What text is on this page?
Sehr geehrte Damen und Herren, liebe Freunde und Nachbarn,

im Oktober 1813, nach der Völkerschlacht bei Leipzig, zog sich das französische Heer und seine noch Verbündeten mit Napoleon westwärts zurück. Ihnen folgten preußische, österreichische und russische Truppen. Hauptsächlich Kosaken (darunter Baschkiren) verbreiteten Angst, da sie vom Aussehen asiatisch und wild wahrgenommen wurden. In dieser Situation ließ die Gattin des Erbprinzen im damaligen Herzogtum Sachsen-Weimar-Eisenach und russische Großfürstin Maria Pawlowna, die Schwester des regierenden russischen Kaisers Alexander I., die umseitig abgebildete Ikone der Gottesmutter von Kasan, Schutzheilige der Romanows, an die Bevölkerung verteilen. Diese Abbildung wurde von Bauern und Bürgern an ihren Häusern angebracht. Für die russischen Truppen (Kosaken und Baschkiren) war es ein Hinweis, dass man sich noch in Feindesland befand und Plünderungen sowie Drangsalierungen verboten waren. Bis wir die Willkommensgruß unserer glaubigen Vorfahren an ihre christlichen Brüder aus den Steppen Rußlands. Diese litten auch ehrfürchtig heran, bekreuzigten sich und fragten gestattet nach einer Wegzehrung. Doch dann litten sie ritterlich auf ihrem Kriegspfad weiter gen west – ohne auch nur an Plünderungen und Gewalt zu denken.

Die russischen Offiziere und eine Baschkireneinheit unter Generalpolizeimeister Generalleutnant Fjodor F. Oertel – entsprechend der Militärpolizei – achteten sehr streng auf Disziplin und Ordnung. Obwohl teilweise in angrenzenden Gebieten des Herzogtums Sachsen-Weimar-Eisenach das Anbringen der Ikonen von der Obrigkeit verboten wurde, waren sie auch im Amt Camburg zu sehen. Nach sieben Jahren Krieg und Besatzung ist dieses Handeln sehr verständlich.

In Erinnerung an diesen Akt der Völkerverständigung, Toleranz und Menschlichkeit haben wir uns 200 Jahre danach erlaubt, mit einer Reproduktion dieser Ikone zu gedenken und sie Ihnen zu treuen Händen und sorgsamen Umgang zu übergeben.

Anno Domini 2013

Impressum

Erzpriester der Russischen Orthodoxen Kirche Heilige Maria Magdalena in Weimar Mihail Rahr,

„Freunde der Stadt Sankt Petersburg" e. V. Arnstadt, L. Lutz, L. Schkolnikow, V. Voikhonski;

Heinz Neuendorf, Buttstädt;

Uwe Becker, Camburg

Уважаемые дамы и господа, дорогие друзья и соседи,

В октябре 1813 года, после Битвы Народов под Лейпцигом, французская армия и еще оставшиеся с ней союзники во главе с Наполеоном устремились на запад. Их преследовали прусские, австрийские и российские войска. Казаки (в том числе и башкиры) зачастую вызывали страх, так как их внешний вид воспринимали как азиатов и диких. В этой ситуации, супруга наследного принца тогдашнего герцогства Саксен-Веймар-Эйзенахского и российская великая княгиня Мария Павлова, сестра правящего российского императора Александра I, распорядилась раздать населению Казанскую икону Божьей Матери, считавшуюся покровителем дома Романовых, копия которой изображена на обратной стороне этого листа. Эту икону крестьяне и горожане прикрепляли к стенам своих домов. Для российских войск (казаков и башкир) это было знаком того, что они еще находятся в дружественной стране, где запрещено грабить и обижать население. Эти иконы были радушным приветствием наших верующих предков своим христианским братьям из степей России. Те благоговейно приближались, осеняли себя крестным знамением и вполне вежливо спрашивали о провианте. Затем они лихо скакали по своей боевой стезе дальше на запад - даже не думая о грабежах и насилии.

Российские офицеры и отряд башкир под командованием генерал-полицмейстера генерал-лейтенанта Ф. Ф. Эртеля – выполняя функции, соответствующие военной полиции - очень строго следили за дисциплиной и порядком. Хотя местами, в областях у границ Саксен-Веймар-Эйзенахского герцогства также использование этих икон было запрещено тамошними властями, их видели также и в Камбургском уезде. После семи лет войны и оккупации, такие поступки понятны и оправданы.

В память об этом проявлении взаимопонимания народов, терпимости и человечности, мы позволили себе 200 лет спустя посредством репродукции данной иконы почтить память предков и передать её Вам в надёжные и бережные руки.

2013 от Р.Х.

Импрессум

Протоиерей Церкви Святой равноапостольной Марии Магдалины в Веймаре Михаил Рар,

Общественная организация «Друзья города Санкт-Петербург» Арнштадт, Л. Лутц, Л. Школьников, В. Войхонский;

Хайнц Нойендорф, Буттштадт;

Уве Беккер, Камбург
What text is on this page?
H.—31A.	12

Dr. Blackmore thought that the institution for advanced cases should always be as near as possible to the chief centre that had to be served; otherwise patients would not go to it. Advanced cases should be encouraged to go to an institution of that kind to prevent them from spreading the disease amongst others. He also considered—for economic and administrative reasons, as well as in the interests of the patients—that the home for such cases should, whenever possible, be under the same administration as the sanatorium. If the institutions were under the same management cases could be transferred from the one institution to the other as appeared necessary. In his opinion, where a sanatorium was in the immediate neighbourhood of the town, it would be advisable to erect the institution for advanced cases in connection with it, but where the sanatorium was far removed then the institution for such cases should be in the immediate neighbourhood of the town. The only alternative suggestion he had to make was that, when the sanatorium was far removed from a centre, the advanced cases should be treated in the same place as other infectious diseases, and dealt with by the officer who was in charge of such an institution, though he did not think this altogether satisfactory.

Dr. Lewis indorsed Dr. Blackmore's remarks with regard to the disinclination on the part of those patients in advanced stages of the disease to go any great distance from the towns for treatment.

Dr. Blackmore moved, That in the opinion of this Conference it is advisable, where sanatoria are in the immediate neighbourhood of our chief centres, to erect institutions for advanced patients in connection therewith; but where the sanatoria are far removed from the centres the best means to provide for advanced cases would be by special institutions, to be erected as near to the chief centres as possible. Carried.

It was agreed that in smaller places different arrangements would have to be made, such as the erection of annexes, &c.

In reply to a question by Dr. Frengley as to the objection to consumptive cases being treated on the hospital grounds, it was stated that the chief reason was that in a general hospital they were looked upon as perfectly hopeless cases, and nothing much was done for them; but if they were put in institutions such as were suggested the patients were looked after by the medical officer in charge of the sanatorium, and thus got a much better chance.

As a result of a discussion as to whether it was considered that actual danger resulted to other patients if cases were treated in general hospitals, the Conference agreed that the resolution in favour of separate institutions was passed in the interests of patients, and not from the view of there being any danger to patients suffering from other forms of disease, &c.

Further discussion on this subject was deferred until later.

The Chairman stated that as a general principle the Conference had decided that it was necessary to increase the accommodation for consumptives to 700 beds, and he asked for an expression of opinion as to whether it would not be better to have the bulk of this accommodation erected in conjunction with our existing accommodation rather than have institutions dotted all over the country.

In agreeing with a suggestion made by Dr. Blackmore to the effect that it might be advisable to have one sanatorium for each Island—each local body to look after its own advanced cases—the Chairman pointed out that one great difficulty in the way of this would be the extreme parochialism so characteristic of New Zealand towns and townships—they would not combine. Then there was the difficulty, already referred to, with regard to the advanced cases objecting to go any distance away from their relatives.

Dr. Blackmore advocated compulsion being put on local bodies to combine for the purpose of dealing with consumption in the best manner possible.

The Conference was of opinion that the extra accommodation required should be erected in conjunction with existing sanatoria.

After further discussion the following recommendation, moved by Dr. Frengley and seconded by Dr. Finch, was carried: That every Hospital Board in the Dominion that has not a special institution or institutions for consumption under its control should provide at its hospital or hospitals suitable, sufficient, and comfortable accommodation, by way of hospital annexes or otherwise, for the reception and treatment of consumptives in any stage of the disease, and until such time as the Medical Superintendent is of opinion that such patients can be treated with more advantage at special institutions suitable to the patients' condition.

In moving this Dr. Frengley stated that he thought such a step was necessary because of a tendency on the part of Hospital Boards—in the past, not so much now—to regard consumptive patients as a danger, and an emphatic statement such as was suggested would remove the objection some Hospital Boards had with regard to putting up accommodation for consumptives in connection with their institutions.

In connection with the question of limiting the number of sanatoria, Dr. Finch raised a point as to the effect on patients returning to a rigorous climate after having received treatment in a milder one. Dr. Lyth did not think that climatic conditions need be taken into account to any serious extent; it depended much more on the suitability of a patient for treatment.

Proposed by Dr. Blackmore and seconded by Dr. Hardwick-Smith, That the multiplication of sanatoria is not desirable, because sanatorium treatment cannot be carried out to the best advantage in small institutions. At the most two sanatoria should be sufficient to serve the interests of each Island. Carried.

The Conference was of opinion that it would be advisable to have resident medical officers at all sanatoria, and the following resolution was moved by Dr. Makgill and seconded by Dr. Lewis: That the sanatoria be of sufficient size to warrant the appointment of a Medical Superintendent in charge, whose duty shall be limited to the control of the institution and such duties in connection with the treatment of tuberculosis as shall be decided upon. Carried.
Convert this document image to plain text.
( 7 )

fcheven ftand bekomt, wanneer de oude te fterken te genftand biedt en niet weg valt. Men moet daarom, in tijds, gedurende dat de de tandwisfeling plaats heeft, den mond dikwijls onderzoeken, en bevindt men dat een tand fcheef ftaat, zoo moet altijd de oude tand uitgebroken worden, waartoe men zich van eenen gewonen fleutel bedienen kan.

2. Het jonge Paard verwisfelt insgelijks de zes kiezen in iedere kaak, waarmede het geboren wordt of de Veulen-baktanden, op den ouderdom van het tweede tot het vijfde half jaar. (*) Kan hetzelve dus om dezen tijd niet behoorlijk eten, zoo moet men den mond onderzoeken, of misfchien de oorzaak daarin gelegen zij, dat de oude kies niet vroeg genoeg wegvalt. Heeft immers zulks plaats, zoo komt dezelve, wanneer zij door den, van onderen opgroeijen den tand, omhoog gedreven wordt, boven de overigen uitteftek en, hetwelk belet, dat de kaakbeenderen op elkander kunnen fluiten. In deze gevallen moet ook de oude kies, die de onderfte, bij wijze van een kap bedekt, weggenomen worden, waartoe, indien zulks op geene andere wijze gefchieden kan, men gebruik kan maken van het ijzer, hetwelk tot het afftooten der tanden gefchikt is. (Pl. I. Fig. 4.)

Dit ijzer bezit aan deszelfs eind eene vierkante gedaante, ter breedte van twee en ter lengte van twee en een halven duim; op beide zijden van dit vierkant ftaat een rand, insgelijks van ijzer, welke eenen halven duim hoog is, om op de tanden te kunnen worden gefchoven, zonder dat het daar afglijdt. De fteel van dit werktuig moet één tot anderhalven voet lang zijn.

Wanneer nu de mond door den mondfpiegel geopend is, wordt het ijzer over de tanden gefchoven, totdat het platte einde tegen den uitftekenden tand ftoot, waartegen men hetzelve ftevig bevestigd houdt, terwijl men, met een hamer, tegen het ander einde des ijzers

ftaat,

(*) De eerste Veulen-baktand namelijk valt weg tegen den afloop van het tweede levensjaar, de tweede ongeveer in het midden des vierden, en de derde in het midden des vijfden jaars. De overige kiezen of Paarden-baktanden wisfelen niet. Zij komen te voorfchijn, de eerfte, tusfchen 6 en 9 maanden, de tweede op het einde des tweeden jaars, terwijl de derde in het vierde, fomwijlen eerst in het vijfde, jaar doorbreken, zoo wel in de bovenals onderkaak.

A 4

### About this task
In the entries above, find each line with the string "Camburg" and copy it.

### Written answer
Die russischen Offiziere und eine Baschkireneinheit unter Generalpolizeimeister Generalleutnant Fjodor F. Oertel – entsprechend der Militärpolizei – achteten sehr streng auf Disziplin und Ordnung. Obwohl teilweise in angrenzenden Gebieten des Herzogtums Sachsen-Weimar-Eisenach das Anbringen der Ikonen von der Obrigkeit verboten wurde, waren sie auch im Amt Camburg zu sehen. Nach sieben Jahren Krieg und Besatzung ist dieses Handeln sehr verständlich.
Uwe Becker, Camburg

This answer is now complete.